*WHAT YOU ARE ASKED TO DO:* Where a line holds "label", copy it.

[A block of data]
/---

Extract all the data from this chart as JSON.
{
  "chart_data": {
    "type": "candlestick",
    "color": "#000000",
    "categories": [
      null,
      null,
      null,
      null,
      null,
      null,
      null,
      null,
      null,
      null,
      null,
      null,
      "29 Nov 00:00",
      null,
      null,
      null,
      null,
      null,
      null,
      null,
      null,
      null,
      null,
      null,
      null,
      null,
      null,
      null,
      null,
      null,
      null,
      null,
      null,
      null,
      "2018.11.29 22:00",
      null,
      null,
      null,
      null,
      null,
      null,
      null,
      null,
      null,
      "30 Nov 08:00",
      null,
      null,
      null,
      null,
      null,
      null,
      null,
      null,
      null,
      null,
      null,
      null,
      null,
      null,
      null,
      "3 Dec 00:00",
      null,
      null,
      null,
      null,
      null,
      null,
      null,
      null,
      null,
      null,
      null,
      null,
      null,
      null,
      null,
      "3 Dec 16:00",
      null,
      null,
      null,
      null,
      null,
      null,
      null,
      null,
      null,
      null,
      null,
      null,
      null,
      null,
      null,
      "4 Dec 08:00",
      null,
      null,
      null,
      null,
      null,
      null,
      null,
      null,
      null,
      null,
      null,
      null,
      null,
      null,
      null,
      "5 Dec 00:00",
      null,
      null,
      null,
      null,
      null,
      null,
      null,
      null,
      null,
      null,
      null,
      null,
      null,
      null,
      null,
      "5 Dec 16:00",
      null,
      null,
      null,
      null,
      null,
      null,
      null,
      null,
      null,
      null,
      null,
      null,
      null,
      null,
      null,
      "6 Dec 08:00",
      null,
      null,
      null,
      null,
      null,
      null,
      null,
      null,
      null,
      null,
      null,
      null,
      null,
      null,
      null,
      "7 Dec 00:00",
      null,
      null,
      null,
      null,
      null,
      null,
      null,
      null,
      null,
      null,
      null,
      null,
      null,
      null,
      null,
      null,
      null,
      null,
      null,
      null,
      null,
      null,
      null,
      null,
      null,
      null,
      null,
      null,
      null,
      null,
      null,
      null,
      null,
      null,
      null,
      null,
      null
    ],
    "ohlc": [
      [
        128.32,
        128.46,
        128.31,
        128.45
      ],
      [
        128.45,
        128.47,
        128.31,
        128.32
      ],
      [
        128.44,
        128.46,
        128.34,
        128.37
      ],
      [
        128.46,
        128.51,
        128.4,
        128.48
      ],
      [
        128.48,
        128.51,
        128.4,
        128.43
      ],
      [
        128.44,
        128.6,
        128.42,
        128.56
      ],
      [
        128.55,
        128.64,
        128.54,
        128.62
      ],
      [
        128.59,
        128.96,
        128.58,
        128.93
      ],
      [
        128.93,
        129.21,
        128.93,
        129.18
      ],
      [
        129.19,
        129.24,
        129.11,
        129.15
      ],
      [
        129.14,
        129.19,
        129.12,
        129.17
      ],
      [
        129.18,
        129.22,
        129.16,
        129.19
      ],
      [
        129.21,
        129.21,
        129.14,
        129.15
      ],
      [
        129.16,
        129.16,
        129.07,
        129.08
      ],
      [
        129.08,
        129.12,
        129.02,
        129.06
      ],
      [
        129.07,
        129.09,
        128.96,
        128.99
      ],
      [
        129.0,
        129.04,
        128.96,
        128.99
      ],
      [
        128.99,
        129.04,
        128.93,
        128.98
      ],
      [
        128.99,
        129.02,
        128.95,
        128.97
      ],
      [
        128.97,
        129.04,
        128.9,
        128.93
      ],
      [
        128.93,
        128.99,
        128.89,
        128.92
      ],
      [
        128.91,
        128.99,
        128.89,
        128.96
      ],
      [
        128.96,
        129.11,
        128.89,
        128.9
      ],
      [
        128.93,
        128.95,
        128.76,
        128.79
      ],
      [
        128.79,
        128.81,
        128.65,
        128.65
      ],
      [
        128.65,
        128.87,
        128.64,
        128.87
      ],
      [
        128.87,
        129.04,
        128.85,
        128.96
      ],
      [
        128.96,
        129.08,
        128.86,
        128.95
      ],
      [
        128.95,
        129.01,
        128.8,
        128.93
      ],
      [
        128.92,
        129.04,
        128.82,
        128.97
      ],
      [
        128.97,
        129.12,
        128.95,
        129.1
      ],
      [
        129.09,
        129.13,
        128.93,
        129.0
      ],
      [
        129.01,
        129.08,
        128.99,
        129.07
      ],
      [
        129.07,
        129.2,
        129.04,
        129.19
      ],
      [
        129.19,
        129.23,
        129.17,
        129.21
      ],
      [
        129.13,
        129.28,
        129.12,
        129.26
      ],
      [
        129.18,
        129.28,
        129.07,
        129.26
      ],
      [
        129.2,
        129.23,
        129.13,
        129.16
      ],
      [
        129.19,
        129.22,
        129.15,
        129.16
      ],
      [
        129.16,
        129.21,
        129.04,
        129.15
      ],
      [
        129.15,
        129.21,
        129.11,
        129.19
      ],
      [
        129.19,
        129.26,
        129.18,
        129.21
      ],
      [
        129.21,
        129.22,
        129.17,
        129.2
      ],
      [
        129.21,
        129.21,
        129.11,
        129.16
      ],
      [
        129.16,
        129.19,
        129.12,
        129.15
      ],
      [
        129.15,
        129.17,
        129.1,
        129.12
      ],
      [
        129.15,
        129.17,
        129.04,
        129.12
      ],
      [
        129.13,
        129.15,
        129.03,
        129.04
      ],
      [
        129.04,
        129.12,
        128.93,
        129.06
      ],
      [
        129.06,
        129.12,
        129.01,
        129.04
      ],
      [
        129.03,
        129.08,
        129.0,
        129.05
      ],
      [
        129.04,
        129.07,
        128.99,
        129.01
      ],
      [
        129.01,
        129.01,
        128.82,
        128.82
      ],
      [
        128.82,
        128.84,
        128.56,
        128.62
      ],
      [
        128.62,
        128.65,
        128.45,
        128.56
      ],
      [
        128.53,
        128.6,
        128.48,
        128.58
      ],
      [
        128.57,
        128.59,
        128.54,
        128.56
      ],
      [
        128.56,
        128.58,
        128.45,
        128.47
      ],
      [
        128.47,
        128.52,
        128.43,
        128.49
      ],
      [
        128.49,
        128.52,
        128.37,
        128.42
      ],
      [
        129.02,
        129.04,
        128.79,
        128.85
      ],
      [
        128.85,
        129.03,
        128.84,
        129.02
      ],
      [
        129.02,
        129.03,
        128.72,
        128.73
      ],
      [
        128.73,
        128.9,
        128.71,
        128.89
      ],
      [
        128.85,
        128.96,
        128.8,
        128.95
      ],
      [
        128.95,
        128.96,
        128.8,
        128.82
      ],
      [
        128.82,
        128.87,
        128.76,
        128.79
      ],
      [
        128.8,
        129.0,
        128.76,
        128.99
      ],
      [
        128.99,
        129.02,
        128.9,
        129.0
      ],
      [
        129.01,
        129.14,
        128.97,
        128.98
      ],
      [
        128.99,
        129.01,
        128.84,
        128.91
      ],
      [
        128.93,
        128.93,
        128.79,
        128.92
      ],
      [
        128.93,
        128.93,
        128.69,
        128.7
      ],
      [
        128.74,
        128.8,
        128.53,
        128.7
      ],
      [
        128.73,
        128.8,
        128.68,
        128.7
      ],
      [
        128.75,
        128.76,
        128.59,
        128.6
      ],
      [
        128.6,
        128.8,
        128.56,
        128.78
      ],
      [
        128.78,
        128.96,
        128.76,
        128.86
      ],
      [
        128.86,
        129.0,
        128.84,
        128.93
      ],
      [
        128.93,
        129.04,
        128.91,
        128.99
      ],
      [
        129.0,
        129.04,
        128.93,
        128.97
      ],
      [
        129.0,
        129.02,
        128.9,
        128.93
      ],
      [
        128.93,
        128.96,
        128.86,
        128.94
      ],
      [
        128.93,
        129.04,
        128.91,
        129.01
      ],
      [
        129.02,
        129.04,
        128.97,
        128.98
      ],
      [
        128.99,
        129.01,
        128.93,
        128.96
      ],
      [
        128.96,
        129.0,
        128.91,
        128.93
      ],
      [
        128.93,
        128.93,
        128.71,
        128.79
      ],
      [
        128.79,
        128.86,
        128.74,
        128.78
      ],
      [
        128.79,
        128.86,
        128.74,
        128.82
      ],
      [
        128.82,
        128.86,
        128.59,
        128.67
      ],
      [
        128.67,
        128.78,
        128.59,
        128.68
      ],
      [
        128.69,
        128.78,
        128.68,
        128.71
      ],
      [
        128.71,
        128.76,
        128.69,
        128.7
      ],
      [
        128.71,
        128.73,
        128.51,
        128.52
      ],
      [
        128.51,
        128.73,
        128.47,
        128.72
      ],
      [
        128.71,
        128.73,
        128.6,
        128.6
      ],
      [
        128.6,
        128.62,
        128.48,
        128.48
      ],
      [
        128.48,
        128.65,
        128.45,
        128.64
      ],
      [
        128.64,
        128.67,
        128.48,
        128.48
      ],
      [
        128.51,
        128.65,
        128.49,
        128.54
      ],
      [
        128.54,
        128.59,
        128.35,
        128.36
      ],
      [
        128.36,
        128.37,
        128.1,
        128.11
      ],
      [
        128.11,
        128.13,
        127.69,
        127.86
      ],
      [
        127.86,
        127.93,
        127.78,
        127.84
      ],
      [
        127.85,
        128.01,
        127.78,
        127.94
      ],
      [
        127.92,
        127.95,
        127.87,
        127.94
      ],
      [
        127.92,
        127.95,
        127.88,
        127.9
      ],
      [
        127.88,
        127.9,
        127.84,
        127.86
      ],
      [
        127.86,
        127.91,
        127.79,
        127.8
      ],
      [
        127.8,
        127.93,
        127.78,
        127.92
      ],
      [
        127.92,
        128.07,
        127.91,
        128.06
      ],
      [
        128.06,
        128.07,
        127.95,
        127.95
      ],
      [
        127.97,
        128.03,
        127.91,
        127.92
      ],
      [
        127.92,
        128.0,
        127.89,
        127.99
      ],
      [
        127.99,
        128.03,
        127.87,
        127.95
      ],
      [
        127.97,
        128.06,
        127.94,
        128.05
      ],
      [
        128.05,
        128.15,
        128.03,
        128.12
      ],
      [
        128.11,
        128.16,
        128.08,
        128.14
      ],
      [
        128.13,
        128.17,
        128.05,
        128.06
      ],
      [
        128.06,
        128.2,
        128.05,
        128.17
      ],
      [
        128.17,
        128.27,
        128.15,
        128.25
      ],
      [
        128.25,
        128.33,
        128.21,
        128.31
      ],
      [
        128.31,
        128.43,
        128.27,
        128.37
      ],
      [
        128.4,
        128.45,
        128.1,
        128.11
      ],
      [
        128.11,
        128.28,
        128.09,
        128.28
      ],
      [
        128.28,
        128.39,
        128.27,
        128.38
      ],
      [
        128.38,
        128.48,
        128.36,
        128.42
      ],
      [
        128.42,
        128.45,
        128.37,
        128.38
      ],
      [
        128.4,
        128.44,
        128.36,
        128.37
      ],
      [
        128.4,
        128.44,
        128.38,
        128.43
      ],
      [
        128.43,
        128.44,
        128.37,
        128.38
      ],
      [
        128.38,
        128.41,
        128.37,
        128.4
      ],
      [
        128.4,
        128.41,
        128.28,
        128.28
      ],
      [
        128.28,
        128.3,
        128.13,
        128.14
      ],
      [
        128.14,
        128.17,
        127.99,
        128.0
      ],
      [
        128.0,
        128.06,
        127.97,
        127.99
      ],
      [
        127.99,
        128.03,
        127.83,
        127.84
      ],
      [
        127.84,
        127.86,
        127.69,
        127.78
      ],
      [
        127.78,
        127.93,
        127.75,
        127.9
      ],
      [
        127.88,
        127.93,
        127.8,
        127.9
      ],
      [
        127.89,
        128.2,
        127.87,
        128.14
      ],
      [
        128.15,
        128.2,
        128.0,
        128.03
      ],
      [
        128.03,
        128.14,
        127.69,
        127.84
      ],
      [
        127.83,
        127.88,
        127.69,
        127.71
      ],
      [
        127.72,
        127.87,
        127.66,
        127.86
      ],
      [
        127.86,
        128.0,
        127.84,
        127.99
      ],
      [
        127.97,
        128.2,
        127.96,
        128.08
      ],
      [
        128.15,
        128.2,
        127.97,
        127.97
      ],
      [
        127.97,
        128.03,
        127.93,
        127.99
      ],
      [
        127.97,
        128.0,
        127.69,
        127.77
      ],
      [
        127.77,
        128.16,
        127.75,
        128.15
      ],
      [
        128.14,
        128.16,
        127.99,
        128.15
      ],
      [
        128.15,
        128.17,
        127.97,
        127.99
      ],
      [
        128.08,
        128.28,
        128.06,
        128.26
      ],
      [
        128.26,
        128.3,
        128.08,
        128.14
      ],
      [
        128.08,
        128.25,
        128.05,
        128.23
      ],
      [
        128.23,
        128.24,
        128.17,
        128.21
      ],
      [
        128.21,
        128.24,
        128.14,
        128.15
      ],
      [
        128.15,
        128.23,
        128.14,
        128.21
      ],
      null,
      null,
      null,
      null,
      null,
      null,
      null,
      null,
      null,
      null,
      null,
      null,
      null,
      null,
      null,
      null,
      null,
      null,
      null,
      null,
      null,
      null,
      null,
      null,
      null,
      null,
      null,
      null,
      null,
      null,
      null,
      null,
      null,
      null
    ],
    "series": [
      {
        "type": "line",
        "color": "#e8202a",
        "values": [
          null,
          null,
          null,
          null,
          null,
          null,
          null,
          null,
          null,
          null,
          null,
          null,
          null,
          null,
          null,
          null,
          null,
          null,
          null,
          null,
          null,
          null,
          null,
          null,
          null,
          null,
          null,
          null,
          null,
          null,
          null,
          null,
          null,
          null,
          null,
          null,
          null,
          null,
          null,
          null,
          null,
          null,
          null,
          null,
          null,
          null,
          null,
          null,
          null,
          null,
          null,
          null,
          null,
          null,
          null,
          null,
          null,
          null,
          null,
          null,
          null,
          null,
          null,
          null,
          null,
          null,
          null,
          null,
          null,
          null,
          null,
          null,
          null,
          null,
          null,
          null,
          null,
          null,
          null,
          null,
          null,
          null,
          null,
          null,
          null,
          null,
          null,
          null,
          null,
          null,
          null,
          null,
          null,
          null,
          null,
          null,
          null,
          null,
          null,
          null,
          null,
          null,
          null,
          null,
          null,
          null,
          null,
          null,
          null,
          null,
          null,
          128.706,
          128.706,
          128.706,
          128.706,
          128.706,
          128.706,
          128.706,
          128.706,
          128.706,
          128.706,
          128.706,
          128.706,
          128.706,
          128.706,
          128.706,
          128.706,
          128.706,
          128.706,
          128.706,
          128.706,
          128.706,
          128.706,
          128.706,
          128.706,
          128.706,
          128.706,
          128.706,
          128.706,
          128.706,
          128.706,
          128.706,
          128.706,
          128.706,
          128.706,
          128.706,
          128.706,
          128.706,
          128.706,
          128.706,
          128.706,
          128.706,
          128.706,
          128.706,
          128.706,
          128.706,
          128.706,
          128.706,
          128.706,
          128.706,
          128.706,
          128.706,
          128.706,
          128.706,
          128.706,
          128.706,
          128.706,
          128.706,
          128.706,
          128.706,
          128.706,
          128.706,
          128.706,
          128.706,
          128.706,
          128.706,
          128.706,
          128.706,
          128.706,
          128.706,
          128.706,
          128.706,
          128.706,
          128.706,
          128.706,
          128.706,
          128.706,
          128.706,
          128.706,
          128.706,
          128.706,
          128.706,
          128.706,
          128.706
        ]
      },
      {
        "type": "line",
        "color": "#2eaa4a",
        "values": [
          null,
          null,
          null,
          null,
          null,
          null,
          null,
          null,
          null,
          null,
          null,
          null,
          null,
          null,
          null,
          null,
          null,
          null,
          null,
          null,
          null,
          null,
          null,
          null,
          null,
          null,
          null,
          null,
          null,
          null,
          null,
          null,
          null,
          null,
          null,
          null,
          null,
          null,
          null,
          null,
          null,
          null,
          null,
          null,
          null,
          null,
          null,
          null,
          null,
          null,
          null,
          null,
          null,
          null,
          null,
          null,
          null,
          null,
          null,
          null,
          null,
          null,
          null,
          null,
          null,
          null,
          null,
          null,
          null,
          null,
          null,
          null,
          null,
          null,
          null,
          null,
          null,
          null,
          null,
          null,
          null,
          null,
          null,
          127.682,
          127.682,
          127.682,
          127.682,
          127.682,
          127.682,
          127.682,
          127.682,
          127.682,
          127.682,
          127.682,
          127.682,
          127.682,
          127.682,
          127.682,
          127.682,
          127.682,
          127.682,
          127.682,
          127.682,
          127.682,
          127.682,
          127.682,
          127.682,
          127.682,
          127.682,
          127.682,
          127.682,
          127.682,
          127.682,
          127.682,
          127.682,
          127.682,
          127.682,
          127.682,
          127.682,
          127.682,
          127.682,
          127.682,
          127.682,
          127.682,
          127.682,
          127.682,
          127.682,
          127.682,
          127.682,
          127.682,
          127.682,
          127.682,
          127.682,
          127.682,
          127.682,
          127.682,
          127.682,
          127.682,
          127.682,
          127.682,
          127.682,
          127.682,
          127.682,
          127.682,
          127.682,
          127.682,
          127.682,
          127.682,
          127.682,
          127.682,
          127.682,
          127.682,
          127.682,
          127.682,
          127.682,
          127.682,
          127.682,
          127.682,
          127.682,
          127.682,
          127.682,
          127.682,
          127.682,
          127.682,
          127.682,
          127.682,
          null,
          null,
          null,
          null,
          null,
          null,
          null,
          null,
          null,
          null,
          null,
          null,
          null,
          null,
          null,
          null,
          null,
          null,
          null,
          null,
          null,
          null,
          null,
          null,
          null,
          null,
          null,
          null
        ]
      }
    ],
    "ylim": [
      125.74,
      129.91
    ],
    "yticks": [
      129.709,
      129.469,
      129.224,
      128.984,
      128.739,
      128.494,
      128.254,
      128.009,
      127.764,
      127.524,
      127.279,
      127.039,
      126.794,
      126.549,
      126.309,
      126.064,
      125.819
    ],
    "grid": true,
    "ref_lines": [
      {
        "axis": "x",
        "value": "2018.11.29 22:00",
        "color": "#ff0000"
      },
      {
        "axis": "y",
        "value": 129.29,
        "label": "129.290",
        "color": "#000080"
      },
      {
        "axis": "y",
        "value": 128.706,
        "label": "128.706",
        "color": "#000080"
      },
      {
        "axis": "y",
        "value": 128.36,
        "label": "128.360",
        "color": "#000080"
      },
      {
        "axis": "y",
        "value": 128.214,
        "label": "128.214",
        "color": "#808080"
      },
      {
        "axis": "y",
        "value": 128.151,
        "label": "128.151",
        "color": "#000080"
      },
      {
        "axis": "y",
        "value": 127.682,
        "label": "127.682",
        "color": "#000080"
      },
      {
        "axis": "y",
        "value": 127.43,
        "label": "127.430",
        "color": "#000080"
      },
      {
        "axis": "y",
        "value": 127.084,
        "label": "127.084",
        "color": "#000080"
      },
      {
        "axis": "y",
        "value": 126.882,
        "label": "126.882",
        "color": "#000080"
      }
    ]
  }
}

\---

*ANSWER TO THIS TASK:*
        "label": "129.290",
        "label": "128.706",
        "label": "128.360",
        "label": "128.214",
        "label": "128.151",
        "label": "127.682",
        "label": "127.430",
        "label": "127.084",
        "label": "126.882",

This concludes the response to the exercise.